*WHAT TO WORK ON*.
(a) For each statement, say whether the DNS attack write-up agrees with it. Answer yes or no, and quote the deciding words of the text. (i) The writer describes the exploit as now unpublished. (ii) In attack vector No. 1, SiteB's nameserver answers the requests from Company A's nameservers. (iii) The writer assumes Company A has two nameservers.
(b) Quote the DNS attack write-up, starting with "2. EvilIP sends" and going on through "various valid IDs.".

*PROVIDED TEXT*.

I am troubled by these kinds of solutions which only help administrators
with standard distributions. Any kind of deviation from the norm, and it
will
be impossible to fix one's servers, or assess possible vulnerabilities.

I wanted to understand how someone could exploit this flaw against systems I
deal with, so I wrote some scenarios on how DNS could be exploited in
general. I believe the exploit, which is now unpublished, will probably be
something along the lines below. Of course I could be wrong. These are just
my thoughts.

First we have to understand the variables involved. They are:
-Client+resolver.
-Caching name server used by client.
-Authoritative name server for a domain.

As far as I know, the attack enables an attacker to cause false DNS data to
be served to clients. This implies that clients are affected because they
can be misled to fake sites. It also implies that domains can be compromised
because e.g. mail directed at them doesn't arrive, but is directed to an
attacker's site. This would only apply to specific clients, of course, but
creates a serious problem if one really thinks about it.

Here are my thoughts:

Possible attack vector No. 1:
1. EvilIP wants to redirect traffic from Company A, intended for SiteB, to
   EvilSiteX.
2. EvilIP sends a large number of queries to SiteB's nameservers, using
Company A's nameserver
   IP and port (i), making the packets look as valid as possible, with
random IDs and the port
   used by Company A's nameserver for outgoing queries (ii).
3. EvilIP connects to Company A's caching nameserver, and queries for
SiteB's DNS info (iii).
4. Company A's nameserver sends a query to SiteB's nameserver.
5. SiteB's nameserver doesn't respond to Company A's nameservers' requests,
as
   it considers them to be a DOS attack. All queries appear to come from the
same IP
   and port, using various valid IDs.
6. EvilIP can now iterate through the ID address space of valid IDs, sending
responses to
   Company A's nameservers, using SiteB's nameservers' IP in the udp packet.
The port
   number (53) is inconsequential, since Company A's nameservers have no
information on it.
7. One of the packets matches the ID of the query and is accepted by Company
A's nameserver.
   The result is stored in cache.
8. Future queries made by clients using Company A's nameservers will receive
the
   entry sent by EvilIP.

(i) We assume Company A has one nameserver for simplicity's sake. The same
method can
    be used for multiple nameservers.

*Element and region data*.
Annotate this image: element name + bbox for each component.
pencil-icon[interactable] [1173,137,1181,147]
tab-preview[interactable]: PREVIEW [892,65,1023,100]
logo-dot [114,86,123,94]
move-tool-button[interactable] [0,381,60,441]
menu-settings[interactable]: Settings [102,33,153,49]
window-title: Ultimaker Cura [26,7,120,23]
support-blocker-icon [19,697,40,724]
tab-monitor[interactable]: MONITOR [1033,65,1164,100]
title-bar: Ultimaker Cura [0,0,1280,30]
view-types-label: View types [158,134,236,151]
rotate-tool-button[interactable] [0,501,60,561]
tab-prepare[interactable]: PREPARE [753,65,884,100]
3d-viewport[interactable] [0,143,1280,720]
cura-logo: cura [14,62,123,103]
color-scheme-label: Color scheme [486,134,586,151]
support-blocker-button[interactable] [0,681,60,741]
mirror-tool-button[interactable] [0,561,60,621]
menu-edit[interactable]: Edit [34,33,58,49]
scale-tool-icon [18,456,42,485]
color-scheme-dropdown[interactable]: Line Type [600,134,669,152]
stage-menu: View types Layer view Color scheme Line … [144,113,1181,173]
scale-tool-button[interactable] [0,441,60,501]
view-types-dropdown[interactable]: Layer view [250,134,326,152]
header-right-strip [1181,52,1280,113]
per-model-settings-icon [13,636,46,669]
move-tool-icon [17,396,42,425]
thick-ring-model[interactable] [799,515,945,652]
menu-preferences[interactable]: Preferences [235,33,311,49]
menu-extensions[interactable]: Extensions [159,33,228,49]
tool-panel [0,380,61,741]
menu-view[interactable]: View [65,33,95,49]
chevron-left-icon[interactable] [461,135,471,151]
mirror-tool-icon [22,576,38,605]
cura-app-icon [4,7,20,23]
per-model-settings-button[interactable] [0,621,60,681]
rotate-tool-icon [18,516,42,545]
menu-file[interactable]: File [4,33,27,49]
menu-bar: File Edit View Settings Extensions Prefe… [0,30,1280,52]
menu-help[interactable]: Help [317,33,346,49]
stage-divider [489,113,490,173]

*ANSWERS BY TASK*.
(a)
(i) Yes: "the exploit, which is now unpublished"
(ii) No: "SiteB's nameserver doesn't respond to Company A's nameservers' requests"
(iii) No: "We assume Company A has one nameserver for simplicity's sake."

(b)
2. EvilIP sends a large number of queries to SiteB's nameservers, using
Company A's nameserver
   IP and port (i), making the packets look as valid as possible, with
random IDs and the port
   used by Company A's nameserver for outgoing queries (ii).
3. EvilIP connects to Company A's caching nameserver, and queries for
SiteB's DNS info (iii).
4. Company A's nameserver sends a query to SiteB's nameserver.
5. SiteB's nameserver doesn't respond to Company A's nameservers' requests,
as
   it considers them to be a DOS attack. All queries appear to come from the
same IP
   and port, using various valid IDs.